DATA SECTION
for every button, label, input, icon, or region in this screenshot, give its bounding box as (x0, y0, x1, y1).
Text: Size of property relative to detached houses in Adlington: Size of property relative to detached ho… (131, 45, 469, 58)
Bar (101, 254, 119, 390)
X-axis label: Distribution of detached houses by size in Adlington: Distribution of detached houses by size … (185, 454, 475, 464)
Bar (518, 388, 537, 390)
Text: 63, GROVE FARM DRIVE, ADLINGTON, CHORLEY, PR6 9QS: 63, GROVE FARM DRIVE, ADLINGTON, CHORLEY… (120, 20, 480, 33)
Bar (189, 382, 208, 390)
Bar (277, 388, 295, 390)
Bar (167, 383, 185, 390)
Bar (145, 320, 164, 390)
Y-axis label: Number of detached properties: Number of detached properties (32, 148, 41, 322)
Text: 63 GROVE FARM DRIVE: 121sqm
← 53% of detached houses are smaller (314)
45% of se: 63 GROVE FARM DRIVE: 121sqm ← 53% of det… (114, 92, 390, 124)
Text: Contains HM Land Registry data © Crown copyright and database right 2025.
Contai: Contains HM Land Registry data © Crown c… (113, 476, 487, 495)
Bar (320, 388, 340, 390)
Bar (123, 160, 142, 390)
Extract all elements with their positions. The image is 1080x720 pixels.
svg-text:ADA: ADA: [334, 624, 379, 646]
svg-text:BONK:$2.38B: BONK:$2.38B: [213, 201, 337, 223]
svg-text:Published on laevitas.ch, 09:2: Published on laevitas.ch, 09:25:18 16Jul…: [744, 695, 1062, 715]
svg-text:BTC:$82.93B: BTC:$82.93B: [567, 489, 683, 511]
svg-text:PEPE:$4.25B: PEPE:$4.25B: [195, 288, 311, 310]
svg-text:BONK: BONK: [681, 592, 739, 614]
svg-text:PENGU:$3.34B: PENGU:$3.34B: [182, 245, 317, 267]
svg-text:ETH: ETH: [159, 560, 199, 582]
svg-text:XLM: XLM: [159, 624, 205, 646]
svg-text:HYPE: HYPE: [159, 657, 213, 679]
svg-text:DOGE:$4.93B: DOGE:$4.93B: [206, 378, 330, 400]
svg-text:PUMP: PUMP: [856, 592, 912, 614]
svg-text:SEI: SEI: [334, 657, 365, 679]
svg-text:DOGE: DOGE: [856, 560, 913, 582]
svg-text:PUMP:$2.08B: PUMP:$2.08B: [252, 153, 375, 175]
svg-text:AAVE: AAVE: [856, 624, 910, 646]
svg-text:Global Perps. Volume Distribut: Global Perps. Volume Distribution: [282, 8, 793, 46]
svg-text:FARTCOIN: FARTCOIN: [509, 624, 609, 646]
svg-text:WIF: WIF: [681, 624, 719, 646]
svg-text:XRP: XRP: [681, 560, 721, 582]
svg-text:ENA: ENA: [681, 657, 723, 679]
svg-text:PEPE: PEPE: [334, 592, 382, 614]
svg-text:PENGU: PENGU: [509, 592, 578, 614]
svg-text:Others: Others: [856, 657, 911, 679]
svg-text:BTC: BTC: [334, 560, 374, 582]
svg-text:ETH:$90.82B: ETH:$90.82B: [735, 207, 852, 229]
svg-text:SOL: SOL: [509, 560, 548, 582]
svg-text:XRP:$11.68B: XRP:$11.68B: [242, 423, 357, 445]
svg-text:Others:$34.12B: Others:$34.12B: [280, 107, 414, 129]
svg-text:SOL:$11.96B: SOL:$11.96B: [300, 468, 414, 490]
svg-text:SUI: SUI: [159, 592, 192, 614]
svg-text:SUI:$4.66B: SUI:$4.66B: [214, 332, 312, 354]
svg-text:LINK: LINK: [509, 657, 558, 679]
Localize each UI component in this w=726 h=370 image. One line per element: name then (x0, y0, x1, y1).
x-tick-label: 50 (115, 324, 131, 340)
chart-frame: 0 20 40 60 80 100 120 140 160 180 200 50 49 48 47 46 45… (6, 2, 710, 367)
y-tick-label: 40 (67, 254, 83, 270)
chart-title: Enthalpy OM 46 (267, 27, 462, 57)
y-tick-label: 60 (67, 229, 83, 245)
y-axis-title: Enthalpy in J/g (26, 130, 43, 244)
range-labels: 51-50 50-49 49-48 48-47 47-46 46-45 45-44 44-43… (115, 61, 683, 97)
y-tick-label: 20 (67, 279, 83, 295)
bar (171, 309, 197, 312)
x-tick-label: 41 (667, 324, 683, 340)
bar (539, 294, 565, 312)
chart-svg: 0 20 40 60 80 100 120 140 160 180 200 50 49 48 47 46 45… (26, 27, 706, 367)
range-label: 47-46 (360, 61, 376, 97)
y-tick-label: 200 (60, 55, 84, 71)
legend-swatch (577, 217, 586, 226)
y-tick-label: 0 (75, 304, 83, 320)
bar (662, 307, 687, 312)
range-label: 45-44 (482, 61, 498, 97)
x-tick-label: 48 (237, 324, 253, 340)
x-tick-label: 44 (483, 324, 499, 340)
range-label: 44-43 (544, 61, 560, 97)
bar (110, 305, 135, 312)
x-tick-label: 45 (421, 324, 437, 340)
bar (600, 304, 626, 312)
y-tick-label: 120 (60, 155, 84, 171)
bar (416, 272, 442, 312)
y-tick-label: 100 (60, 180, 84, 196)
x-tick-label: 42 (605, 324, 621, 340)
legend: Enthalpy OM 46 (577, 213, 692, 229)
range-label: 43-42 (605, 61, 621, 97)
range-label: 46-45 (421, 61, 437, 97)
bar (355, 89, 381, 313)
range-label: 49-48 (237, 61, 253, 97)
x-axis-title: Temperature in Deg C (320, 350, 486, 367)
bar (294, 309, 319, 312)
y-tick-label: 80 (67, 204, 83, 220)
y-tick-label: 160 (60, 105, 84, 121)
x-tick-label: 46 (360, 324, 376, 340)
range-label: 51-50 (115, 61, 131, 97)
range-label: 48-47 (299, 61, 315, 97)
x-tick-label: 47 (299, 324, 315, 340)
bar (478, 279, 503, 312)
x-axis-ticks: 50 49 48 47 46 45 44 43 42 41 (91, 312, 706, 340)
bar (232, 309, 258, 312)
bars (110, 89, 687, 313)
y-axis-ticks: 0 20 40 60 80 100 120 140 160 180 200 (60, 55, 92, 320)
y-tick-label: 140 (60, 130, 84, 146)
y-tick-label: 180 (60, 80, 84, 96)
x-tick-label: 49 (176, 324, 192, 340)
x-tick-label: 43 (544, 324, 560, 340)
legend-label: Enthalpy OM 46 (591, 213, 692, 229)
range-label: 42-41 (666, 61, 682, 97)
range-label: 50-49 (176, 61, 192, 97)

TASK INSTRUCTIONS
Pull every line out of the entries above and repeat each one word for word, leaving nothing changed.

RESPONSE
for every button, label, input, icon, or region in this screenshot, give its bounding box as (x0, y0, x1, y1).
Text: Size of property relative to detached houses in Adlington: Size of property relative to detached ho… (131, 45, 469, 58)
Bar (101, 254, 119, 390)
X-axis label: Distribution of detached houses by size in Adlington: Distribution of detached houses by size … (185, 454, 475, 464)
Bar (518, 388, 537, 390)
Text: 63, GROVE FARM DRIVE, ADLINGTON, CHORLEY, PR6 9QS: 63, GROVE FARM DRIVE, ADLINGTON, CHORLEY… (120, 20, 480, 33)
Bar (189, 382, 208, 390)
Bar (277, 388, 295, 390)
Bar (167, 383, 185, 390)
Bar (145, 320, 164, 390)
Y-axis label: Number of detached properties: Number of detached properties (32, 148, 41, 322)
Text: 63 GROVE FARM DRIVE: 121sqm
← 53% of detached houses are smaller (314)
45% of se: 63 GROVE FARM DRIVE: 121sqm ← 53% of det… (114, 92, 390, 124)
Text: Contains HM Land Registry data © Crown copyright and database right 2025.
Contai: Contains HM Land Registry data © Crown c… (113, 476, 487, 495)
Bar (320, 388, 340, 390)
Bar (123, 160, 142, 390)
Extract all elements with their positions. The image is 1080x720 pixels.
svg-text:ADA: ADA: [334, 624, 379, 646]
svg-text:BONK:$2.38B: BONK:$2.38B: [213, 201, 337, 223]
svg-text:Published on laevitas.ch, 09:2: Published on laevitas.ch, 09:25:18 16Jul…: [744, 695, 1062, 715]
svg-text:BTC:$82.93B: BTC:$82.93B: [567, 489, 683, 511]
svg-text:PEPE:$4.25B: PEPE:$4.25B: [195, 288, 311, 310]
svg-text:BONK: BONK: [681, 592, 739, 614]
svg-text:PENGU:$3.34B: PENGU:$3.34B: [182, 245, 317, 267]
svg-text:ETH: ETH: [159, 560, 199, 582]
svg-text:XLM: XLM: [159, 624, 205, 646]
svg-text:HYPE: HYPE: [159, 657, 213, 679]
svg-text:DOGE:$4.93B: DOGE:$4.93B: [206, 378, 330, 400]
svg-text:PUMP: PUMP: [856, 592, 912, 614]
svg-text:SEI: SEI: [334, 657, 365, 679]
svg-text:DOGE: DOGE: [856, 560, 913, 582]
svg-text:PUMP:$2.08B: PUMP:$2.08B: [252, 153, 375, 175]
svg-text:AAVE: AAVE: [856, 624, 910, 646]
svg-text:Global Perps. Volume Distribut: Global Perps. Volume Distribution: [282, 8, 793, 46]
svg-text:FARTCOIN: FARTCOIN: [509, 624, 609, 646]
svg-text:WIF: WIF: [681, 624, 719, 646]
svg-text:XRP: XRP: [681, 560, 721, 582]
svg-text:ENA: ENA: [681, 657, 723, 679]
svg-text:PEPE: PEPE: [334, 592, 382, 614]
svg-text:PENGU: PENGU: [509, 592, 578, 614]
svg-text:Others: Others: [856, 657, 911, 679]
svg-text:BTC: BTC: [334, 560, 374, 582]
svg-text:ETH:$90.82B: ETH:$90.82B: [735, 207, 852, 229]
svg-text:SOL: SOL: [509, 560, 548, 582]
svg-text:XRP:$11.68B: XRP:$11.68B: [242, 423, 357, 445]
svg-text:Others:$34.12B: Others:$34.12B: [280, 107, 414, 129]
svg-text:SOL:$11.96B: SOL:$11.96B: [300, 468, 414, 490]
svg-text:SUI: SUI: [159, 592, 192, 614]
svg-text:SUI:$4.66B: SUI:$4.66B: [214, 332, 312, 354]
svg-text:LINK: LINK: [509, 657, 558, 679]
Localize each UI component in this w=726 h=370 image. One line per element: name then (x0, y0, x1, y1).
x-tick-label: 50 (115, 324, 131, 340)
chart-frame: 0 20 40 60 80 100 120 140 160 180 200 50 49 48 47 46 45… (6, 2, 710, 367)
y-tick-label: 40 (67, 254, 83, 270)
chart-title: Enthalpy OM 46 (267, 27, 462, 57)
y-tick-label: 60 (67, 229, 83, 245)
y-axis-title: Enthalpy in J/g (26, 130, 43, 244)
range-labels: 51-50 50-49 49-48 48-47 47-46 46-45 45-44 44-43… (115, 61, 683, 97)
y-tick-label: 20 (67, 279, 83, 295)
bar (171, 309, 197, 312)
x-tick-label: 41 (667, 324, 683, 340)
bar (539, 294, 565, 312)
chart-svg: 0 20 40 60 80 100 120 140 160 180 200 50 49 48 47 46 45… (26, 27, 706, 367)
range-label: 47-46 (360, 61, 376, 97)
y-tick-label: 200 (60, 55, 84, 71)
legend-swatch (577, 217, 586, 226)
y-tick-label: 0 (75, 304, 83, 320)
bar (662, 307, 687, 312)
range-label: 45-44 (482, 61, 498, 97)
x-tick-label: 48 (237, 324, 253, 340)
x-tick-label: 44 (483, 324, 499, 340)
range-label: 44-43 (544, 61, 560, 97)
bar (110, 305, 135, 312)
x-tick-label: 45 (421, 324, 437, 340)
bar (600, 304, 626, 312)
y-tick-label: 120 (60, 155, 84, 171)
bar (416, 272, 442, 312)
y-tick-label: 100 (60, 180, 84, 196)
x-tick-label: 42 (605, 324, 621, 340)
legend: Enthalpy OM 46 (577, 213, 692, 229)
range-label: 43-42 (605, 61, 621, 97)
range-label: 46-45 (421, 61, 437, 97)
bar (355, 89, 381, 313)
range-label: 49-48 (237, 61, 253, 97)
x-axis-title: Temperature in Deg C (320, 350, 486, 367)
bar (294, 309, 319, 312)
y-tick-label: 80 (67, 204, 83, 220)
y-tick-label: 160 (60, 105, 84, 121)
x-tick-label: 46 (360, 324, 376, 340)
range-label: 51-50 (115, 61, 131, 97)
range-label: 48-47 (299, 61, 315, 97)
x-tick-label: 47 (299, 324, 315, 340)
bar (478, 279, 503, 312)
x-axis-ticks: 50 49 48 47 46 45 44 43 42 41 (91, 312, 706, 340)
bar (232, 309, 258, 312)
bars (110, 89, 687, 313)
y-axis-ticks: 0 20 40 60 80 100 120 140 160 180 200 (60, 55, 92, 320)
y-tick-label: 140 (60, 130, 84, 146)
y-tick-label: 180 (60, 80, 84, 96)
x-tick-label: 49 (176, 324, 192, 340)
x-tick-label: 43 (544, 324, 560, 340)
legend-label: Enthalpy OM 46 (591, 213, 692, 229)
range-label: 42-41 (666, 61, 682, 97)
range-label: 50-49 (176, 61, 192, 97)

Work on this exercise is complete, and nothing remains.